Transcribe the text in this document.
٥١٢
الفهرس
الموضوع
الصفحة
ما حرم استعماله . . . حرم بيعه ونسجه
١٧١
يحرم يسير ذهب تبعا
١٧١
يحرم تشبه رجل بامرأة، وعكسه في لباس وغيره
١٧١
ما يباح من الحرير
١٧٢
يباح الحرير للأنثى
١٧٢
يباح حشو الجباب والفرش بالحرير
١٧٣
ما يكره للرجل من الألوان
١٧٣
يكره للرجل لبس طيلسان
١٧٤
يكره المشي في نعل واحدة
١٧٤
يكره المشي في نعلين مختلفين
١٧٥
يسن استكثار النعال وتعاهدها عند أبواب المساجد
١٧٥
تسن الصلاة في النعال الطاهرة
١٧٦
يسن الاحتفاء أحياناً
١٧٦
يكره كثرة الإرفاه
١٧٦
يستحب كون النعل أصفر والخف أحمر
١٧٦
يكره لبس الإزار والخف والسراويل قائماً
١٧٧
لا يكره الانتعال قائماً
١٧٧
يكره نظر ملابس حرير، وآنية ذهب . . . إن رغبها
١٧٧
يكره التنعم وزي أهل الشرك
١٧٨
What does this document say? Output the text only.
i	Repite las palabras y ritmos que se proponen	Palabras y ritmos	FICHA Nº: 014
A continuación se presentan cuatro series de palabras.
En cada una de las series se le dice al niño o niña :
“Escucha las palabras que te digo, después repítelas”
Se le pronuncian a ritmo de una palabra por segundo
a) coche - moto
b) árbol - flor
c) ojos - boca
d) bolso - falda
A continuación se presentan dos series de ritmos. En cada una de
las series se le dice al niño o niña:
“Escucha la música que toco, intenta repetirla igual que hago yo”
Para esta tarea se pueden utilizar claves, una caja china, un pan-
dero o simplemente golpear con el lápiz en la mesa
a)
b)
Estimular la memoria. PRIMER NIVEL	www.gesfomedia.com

........

**WORK REQUIRED**
Quote, without any change, each line from the one that contains "What does this" through the end of the material.

**RESULT OF THE EXERCISE**
What does this document say? Output the text only.
i	Repite las palabras y ritmos que se proponen	Palabras y ritmos	FICHA Nº: 014
A continuación se presentan cuatro series de palabras.
En cada una de las series se le dice al niño o niña :
“Escucha las palabras que te digo, después repítelas”
Se le pronuncian a ritmo de una palabra por segundo
a) coche - moto
b) árbol - flor
c) ojos - boca
d) bolso - falda
A continuación se presentan dos series de ritmos. En cada una de
las series se le dice al niño o niña:
“Escucha la música que toco, intenta repetirla igual que hago yo”
Para esta tarea se pueden utilizar claves, una caja china, un pan-
dero o simplemente golpear con el lápiz en la mesa
a)
b)
Estimular la memoria. PRIMER NIVEL	www.gesfomedia.com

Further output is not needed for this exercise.